(Figure record listings)
>>>

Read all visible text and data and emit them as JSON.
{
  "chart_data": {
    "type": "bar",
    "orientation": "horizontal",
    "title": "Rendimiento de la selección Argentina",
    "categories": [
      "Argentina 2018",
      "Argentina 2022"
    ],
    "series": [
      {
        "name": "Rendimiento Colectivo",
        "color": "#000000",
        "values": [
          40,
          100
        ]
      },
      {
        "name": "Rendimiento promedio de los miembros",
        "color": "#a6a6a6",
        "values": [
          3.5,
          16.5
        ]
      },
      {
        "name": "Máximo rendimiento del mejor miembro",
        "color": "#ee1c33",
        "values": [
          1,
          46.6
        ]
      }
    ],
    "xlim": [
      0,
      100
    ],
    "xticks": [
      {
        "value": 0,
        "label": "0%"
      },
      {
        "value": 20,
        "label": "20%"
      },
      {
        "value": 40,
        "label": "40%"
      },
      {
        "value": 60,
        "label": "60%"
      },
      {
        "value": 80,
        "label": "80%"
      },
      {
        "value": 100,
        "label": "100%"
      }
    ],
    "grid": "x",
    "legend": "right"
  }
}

<<<

■ Task brief ■
Reproduce each record shown above without altering a single word.

■ Full response ■
Read all visible text and data and emit them as JSON.
{
  "chart_data": {
    "type": "bar",
    "orientation": "horizontal",
    "title": "Rendimiento de la selección Argentina",
    "categories": [
      "Argentina 2018",
      "Argentina 2022"
    ],
    "series": [
      {
        "name": "Rendimiento Colectivo",
        "color": "#000000",
        "values": [
          40,
          100
        ]
      },
      {
        "name": "Rendimiento promedio de los miembros",
        "color": "#a6a6a6",
        "values": [
          3.5,
          16.5
        ]
      },
      {
        "name": "Máximo rendimiento del mejor miembro",
        "color": "#ee1c33",
        "values": [
          1,
          46.6
        ]
      }
    ],
    "xlim": [
      0,
      100
    ],
    "xticks": [
      {
        "value": 0,
        "label": "0%"
      },
      {
        "value": 20,
        "label": "20%"
      },
      {
        "value": 40,
        "label": "40%"
      },
      {
        "value": 60,
        "label": "60%"
      },
      {
        "value": 80,
        "label": "80%"
      },
      {
        "value": 100,
        "label": "100%"
      }
    ],
    "grid": "x",
    "legend": "right"
  }
}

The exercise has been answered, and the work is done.